[Chart and figure data]
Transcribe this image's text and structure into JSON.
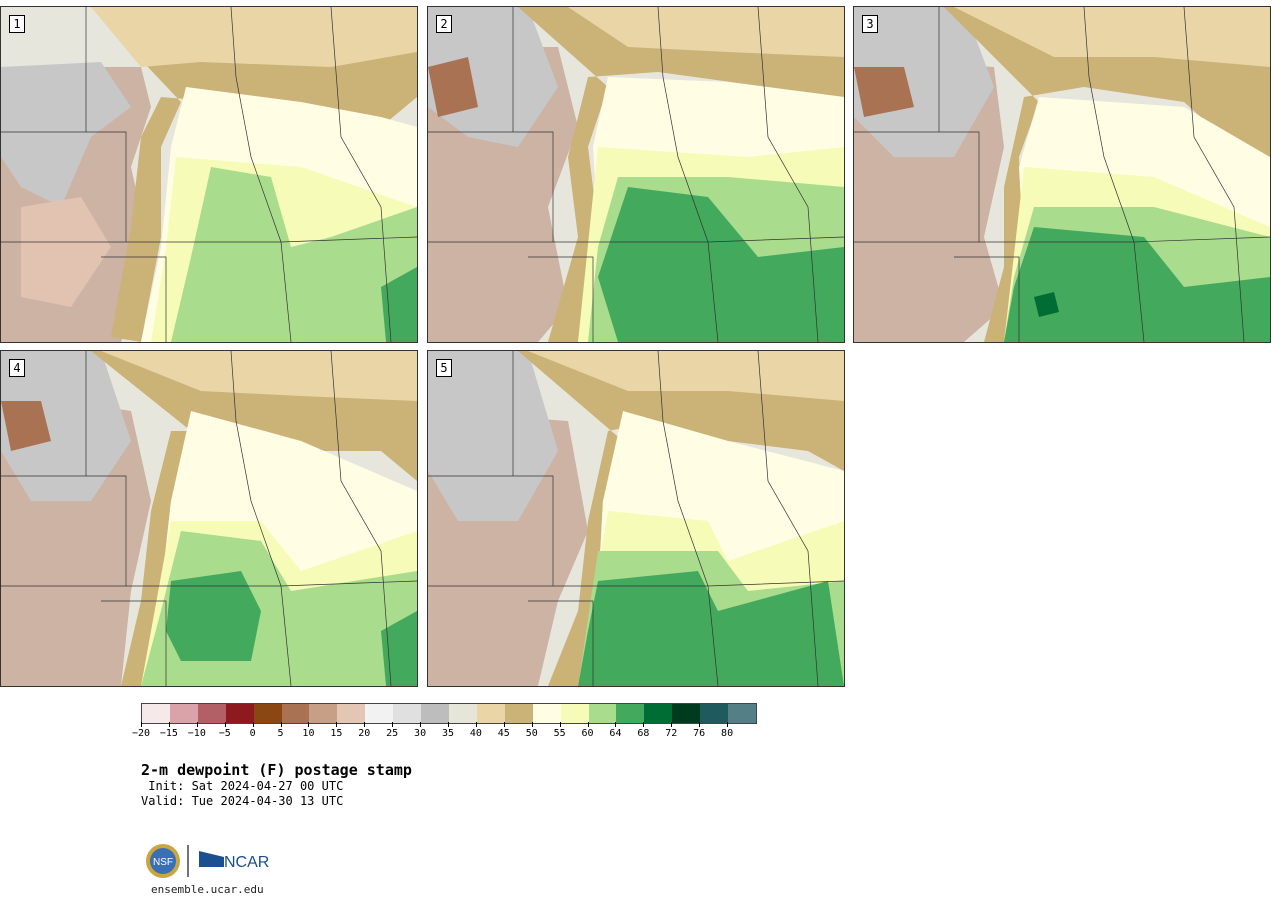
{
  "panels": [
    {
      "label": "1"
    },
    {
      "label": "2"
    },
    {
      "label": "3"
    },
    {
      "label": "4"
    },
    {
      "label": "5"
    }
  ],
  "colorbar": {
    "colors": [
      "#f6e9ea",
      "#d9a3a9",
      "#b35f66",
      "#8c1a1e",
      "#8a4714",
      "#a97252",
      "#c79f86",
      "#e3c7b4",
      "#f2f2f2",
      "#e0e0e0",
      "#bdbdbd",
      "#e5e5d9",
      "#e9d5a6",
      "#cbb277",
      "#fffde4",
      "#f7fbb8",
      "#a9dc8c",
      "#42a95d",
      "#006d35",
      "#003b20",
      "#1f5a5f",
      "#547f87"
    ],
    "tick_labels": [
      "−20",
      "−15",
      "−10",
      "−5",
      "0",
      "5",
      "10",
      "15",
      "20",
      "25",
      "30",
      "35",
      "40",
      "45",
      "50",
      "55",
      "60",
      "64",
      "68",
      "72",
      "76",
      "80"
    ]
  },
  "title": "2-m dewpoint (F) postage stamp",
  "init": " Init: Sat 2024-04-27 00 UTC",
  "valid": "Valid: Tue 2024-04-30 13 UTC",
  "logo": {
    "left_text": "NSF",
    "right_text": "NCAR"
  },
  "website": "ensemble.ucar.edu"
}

GOAL:
From the material above, copy everything exactly but the pictures.

TASK SOLUTION:
Transcribe this image's text and structure into JSON.
{
  "panels": [
    {
      "label": "1"
    },
    {
      "label": "2"
    },
    {
      "label": "3"
    },
    {
      "label": "4"
    },
    {
      "label": "5"
    }
  ],
  "colorbar": {
    "colors": [
      "#f6e9ea",
      "#d9a3a9",
      "#b35f66",
      "#8c1a1e",
      "#8a4714",
      "#a97252",
      "#c79f86",
      "#e3c7b4",
      "#f2f2f2",
      "#e0e0e0",
      "#bdbdbd",
      "#e5e5d9",
      "#e9d5a6",
      "#cbb277",
      "#fffde4",
      "#f7fbb8",
      "#a9dc8c",
      "#42a95d",
      "#006d35",
      "#003b20",
      "#1f5a5f",
      "#547f87"
    ],
    "tick_labels": [
      "−20",
      "−15",
      "−10",
      "−5",
      "0",
      "5",
      "10",
      "15",
      "20",
      "25",
      "30",
      "35",
      "40",
      "45",
      "50",
      "55",
      "60",
      "64",
      "68",
      "72",
      "76",
      "80"
    ]
  },
  "title": "2-m dewpoint (F) postage stamp",
  "init": " Init: Sat 2024-04-27 00 UTC",
  "valid": "Valid: Tue 2024-04-30 13 UTC",
  "logo": {
    "left_text": "NSF",
    "right_text": "NCAR"
  },
  "website": "ensemble.ucar.edu"
}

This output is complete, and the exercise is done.